* **Task description**: Pick out every line below that contains the string "банки" and copy each one.

* **Extracted data**:
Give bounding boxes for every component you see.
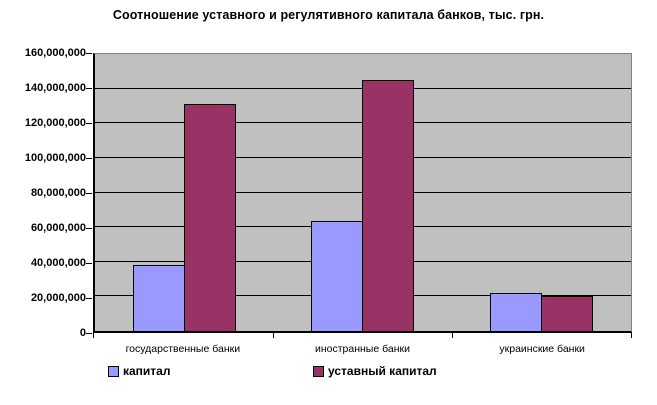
y-axis-label: 80,000,000: [30, 186, 86, 199]
legend-item[interactable]: капитал: [108, 364, 170, 378]
category-label: государственные банки: [125, 343, 241, 355]
legend-label: уставный капитал: [328, 364, 437, 378]
plot-area: [93, 53, 632, 333]
y-axis-label: 140,000,000: [24, 81, 86, 94]
legend-item[interactable]: уставный капитал: [313, 364, 437, 378]
y-axis-tick: [86, 87, 92, 89]
bar-series-2[interactable]: [183, 104, 236, 331]
y-axis-tick: [86, 122, 92, 124]
bar-group: [95, 54, 274, 331]
y-axis-tick: [86, 227, 92, 229]
bar-group: [274, 54, 453, 331]
y-axis-label: 160,000,000: [24, 46, 86, 59]
y-axis-label: 120,000,000: [24, 116, 86, 129]
bar-series-1[interactable]: [132, 265, 185, 331]
legend-label: капитал: [123, 364, 171, 378]
bar-series-2[interactable]: [362, 79, 415, 331]
y-axis-label: 0: [79, 326, 86, 339]
chart-title: Соотношение уставного и регулятивного ка…: [112, 8, 545, 22]
y-axis-label: 100,000,000: [24, 151, 86, 164]
category-label: украинские банки: [499, 343, 585, 355]
y-axis-label: 20,000,000: [30, 291, 86, 304]
x-axis-tick: [272, 332, 274, 338]
bar-series-1[interactable]: [490, 292, 543, 331]
x-axis-tick: [452, 332, 454, 338]
category-label: иностранные банки: [314, 343, 410, 355]
y-axis-label: 40,000,000: [30, 256, 86, 269]
bar-series-2[interactable]: [541, 295, 594, 331]
y-axis-tick: [86, 52, 92, 54]
y-axis-tick: [86, 297, 92, 299]
x-axis-tick: [631, 332, 632, 338]
legend-swatch-icon: [108, 365, 119, 377]
y-axis-tick: [86, 262, 92, 264]
x-axis-tick: [93, 332, 94, 338]
legend-swatch-icon: [313, 365, 324, 377]
y-axis-tick: [86, 192, 92, 194]
y-axis-label: 60,000,000: [30, 221, 86, 234]
bar-series-1[interactable]: [311, 221, 364, 331]
y-axis-tick: [86, 332, 92, 334]
bar-group: [452, 54, 631, 331]
y-axis-tick: [86, 157, 92, 159]
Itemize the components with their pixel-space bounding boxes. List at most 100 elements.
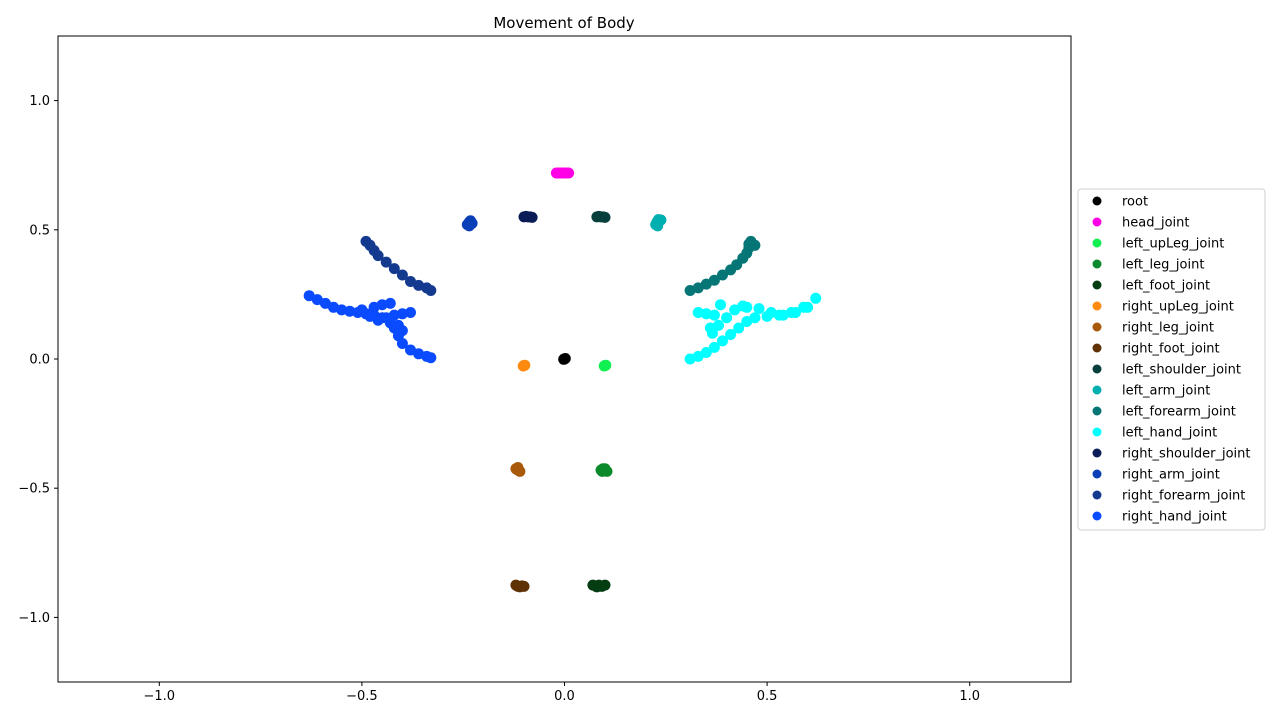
legend-item: left_arm_joint (1092, 384, 1210, 399)
legend-marker (1092, 406, 1102, 416)
legend-item: root (1092, 195, 1148, 210)
legend-label: right_upLeg_joint (1122, 300, 1234, 315)
y-tick-label: −1.0 (18, 611, 50, 626)
data-point (706, 327, 718, 339)
data-point (518, 580, 530, 592)
legend-label: left_foot_joint (1122, 279, 1210, 294)
x-tick-label: 0.5 (757, 689, 778, 704)
data-point (380, 256, 392, 268)
data-point (777, 309, 789, 321)
legend-item: left_forearm_joint (1092, 405, 1236, 420)
legend-label: left_upLeg_joint (1122, 237, 1224, 252)
data-point (810, 292, 822, 304)
y-tick-label: 0.0 (29, 353, 50, 368)
legend-label: left_leg_joint (1122, 258, 1204, 273)
data-point (558, 353, 570, 365)
legend-label: left_hand_joint (1122, 426, 1217, 441)
legend-label: right_foot_joint (1122, 342, 1220, 357)
legend-marker (1092, 385, 1102, 395)
data-point (721, 312, 733, 324)
data-point (753, 303, 765, 315)
legend-marker (1092, 427, 1102, 437)
x-tick-label: −0.5 (346, 689, 378, 704)
data-point (717, 269, 728, 281)
data-point (591, 581, 603, 593)
legend-marker (1092, 511, 1102, 521)
data-point (713, 319, 724, 331)
data-point (596, 465, 608, 477)
legend-item: head_joint (1092, 216, 1189, 231)
x-tick-label: 0.0 (554, 689, 575, 704)
legend-label: left_shoulder_joint (1122, 363, 1241, 378)
legend-marker (1092, 259, 1102, 269)
series-left-shoulder-joint (591, 210, 611, 223)
legend-marker (1092, 238, 1102, 248)
series-right-arm-joint (461, 215, 478, 232)
data-point (388, 263, 400, 275)
legend: root head_joint left_upLeg_joint left_leg_j… (1077, 188, 1266, 531)
data-point (599, 211, 611, 223)
data-point (692, 307, 704, 318)
series-root (558, 353, 571, 365)
data-point (356, 304, 368, 316)
data-point (519, 359, 531, 371)
series-head-joint (550, 167, 575, 179)
legend-marker (1092, 217, 1102, 227)
legend-label: root (1122, 195, 1148, 210)
legend-item: right_arm_joint (1092, 468, 1220, 483)
legend-frame (1077, 188, 1266, 531)
series-right-shoulder-joint (518, 210, 538, 223)
data-point (336, 304, 348, 316)
data-point (802, 301, 814, 313)
data-point (790, 307, 801, 318)
legend-item: right_foot_joint (1092, 342, 1220, 357)
data-point (652, 220, 664, 232)
legend-marker (1092, 280, 1102, 290)
legend-marker (1092, 448, 1102, 458)
data-point (376, 299, 388, 311)
legend-marker (1092, 343, 1102, 353)
points-layer (303, 167, 822, 593)
legend-marker (1092, 322, 1102, 332)
legend-item: right_forearm_joint (1092, 489, 1245, 504)
data-point (733, 322, 745, 334)
data-point (563, 167, 575, 179)
data-point (749, 312, 761, 324)
y-tick-label: 0.5 (29, 223, 50, 238)
data-point (396, 308, 408, 320)
data-point (425, 352, 437, 364)
legend-label: right_shoulder_joint (1122, 447, 1250, 462)
data-point (405, 307, 416, 318)
legend-label: left_arm_joint (1122, 384, 1210, 399)
data-point (396, 338, 408, 349)
legend-label: right_forearm_joint (1122, 489, 1245, 504)
series-left-leg-joint (595, 463, 613, 477)
legend-item: left_shoulder_joint (1092, 363, 1241, 378)
data-point (396, 325, 408, 337)
data-point (513, 465, 525, 477)
data-point (708, 309, 720, 321)
series-right-foot-joint (510, 579, 530, 593)
y-axis: 1.0 0.5 0.0 −0.5 −1.0 (18, 94, 58, 626)
data-point (600, 359, 612, 371)
legend-marker (1092, 490, 1102, 500)
y-tick-label: 1.0 (29, 94, 50, 109)
legend-marker (1092, 469, 1102, 479)
legend-item: right_shoulder_joint (1092, 447, 1250, 462)
data-point (743, 238, 755, 250)
data-point (708, 341, 720, 353)
legend-marker (1092, 196, 1102, 206)
series-left-hand-joint (684, 292, 822, 365)
series-left-arm-joint (650, 214, 667, 232)
data-point (700, 347, 712, 358)
chart-title: Movement of Body (493, 14, 634, 32)
legend-item: left_leg_joint (1092, 258, 1204, 273)
x-axis: −1.0 −0.5 0.0 0.5 1.0 (144, 682, 980, 704)
series-right-upleg-joint (517, 359, 531, 372)
legend-item: right_leg_joint (1092, 321, 1214, 336)
series-left-upleg-joint (598, 359, 612, 372)
legend-item: left_foot_joint (1092, 279, 1210, 294)
data-point (700, 308, 712, 320)
data-point (725, 329, 737, 340)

* **Exercise solution**:
category-label: государственные банки: [125, 343, 241, 355]
category-label: украинские банки: [499, 343, 585, 355]
category-label: иностранные банки: [314, 343, 410, 355]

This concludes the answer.